Rows from a figure dataset:
────
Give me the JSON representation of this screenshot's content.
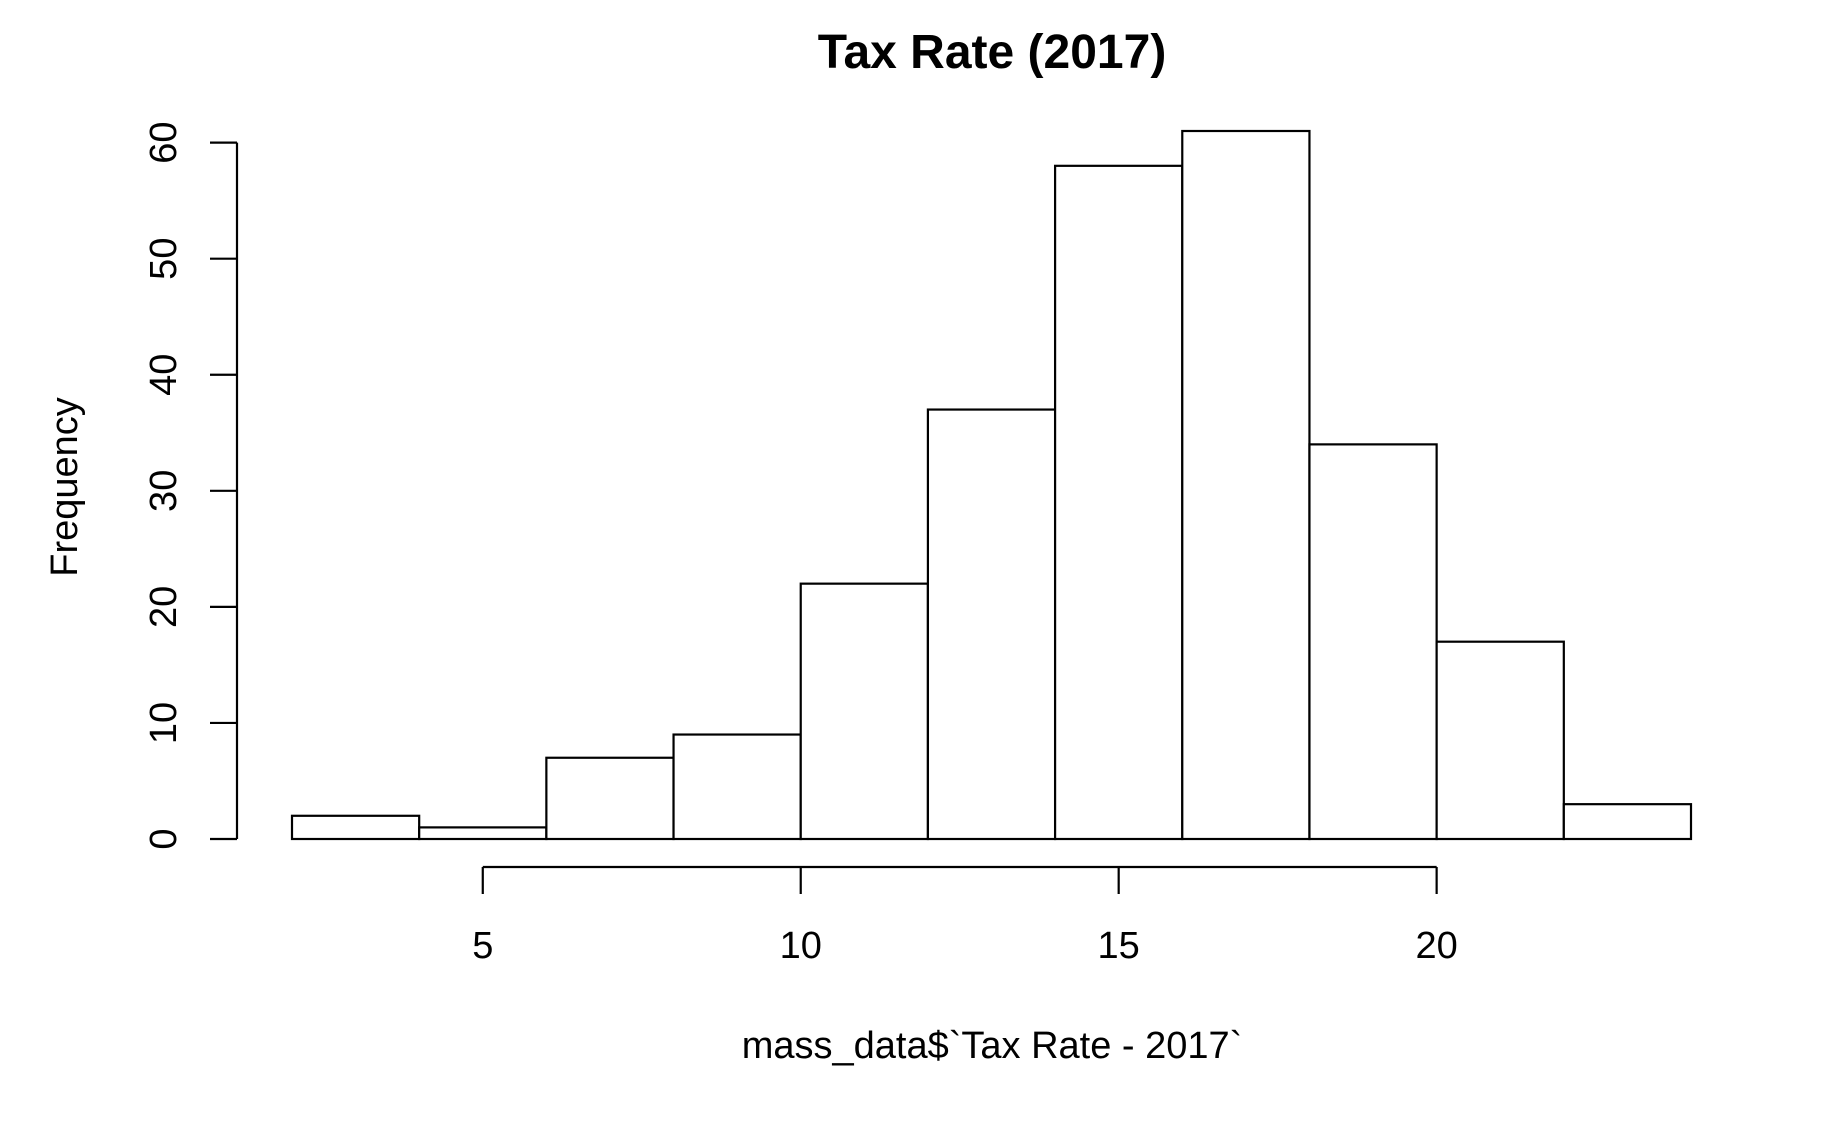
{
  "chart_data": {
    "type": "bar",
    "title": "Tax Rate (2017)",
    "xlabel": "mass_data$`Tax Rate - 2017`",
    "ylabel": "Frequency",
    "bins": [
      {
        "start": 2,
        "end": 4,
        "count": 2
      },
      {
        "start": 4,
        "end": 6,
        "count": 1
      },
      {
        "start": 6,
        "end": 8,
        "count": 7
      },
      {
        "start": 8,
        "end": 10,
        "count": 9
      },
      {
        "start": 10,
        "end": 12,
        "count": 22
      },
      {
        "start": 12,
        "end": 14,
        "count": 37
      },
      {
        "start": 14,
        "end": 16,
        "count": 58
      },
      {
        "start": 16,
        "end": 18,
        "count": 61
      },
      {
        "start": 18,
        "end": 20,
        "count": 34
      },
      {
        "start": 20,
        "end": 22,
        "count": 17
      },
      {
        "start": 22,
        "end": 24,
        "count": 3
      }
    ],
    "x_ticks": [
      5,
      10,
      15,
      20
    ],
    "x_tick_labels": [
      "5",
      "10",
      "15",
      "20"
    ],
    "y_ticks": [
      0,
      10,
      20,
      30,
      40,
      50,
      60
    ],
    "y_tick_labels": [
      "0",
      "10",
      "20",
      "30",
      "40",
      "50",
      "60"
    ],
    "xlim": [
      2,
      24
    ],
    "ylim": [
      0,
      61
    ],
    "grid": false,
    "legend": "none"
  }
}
────
--- Stated task ---
List the lines of the records where "start" occurs.

--- Exercise output ---
        "start": 2,
        "start": 4,
        "start": 6,
        "start": 8,
        "start": 10,
        "start": 12,
        "start": 14,
        "start": 16,
        "start": 18,
        "start": 20,
        "start": 22,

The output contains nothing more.